[Source data]
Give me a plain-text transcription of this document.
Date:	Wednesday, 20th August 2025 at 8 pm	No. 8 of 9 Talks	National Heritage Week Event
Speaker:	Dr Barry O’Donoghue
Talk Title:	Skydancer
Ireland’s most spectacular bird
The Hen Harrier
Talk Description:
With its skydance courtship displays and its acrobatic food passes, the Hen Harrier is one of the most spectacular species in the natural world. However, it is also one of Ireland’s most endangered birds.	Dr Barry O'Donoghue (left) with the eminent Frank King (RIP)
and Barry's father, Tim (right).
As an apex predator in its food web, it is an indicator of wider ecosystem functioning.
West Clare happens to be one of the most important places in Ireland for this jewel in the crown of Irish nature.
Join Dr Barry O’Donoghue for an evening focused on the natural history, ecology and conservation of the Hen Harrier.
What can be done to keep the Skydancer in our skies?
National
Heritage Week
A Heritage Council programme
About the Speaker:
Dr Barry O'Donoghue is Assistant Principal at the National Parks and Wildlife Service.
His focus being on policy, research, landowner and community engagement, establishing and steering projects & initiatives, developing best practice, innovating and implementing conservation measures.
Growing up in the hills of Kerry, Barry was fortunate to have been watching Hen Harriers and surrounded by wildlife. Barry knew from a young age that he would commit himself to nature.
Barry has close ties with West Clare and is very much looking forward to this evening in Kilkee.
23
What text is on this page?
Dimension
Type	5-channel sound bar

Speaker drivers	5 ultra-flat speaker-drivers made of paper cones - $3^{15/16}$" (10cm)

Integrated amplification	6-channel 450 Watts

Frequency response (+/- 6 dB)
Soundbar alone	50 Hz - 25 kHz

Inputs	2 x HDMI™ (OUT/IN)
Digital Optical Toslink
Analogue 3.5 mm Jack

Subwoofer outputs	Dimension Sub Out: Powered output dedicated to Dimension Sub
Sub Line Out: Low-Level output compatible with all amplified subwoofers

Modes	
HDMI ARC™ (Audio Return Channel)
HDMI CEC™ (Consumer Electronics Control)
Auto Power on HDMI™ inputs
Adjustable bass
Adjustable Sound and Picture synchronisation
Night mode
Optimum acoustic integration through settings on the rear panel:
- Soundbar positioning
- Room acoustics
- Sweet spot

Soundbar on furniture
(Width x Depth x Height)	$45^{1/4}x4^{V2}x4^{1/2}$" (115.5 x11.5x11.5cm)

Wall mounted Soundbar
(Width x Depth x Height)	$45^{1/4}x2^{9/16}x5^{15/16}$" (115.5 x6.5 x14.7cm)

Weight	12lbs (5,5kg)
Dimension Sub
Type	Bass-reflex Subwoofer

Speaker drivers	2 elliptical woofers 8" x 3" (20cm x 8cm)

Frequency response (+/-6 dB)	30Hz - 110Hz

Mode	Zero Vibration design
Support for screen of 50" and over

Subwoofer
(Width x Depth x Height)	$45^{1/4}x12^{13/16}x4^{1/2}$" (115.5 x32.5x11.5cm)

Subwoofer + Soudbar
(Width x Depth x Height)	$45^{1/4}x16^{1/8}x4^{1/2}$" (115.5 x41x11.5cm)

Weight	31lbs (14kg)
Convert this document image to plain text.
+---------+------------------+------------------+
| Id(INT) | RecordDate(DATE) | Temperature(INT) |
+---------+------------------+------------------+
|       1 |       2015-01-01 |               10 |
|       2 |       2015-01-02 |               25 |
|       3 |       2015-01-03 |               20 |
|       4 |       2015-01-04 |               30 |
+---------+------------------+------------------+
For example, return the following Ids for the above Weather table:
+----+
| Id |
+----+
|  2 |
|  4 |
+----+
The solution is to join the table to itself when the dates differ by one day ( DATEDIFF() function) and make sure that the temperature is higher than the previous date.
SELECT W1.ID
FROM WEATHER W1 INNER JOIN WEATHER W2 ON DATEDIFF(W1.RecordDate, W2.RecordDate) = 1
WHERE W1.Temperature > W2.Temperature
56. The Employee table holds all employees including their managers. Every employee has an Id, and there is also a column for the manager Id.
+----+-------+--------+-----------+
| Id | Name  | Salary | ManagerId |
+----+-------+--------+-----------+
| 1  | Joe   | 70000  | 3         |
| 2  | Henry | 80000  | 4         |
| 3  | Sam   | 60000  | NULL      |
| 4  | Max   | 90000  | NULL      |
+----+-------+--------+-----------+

# WHAT IS REQUIRED:
Only a number is expected here: the count of lines in the listing that hold the string "Heritage".

# WORKED SOLUTION:
3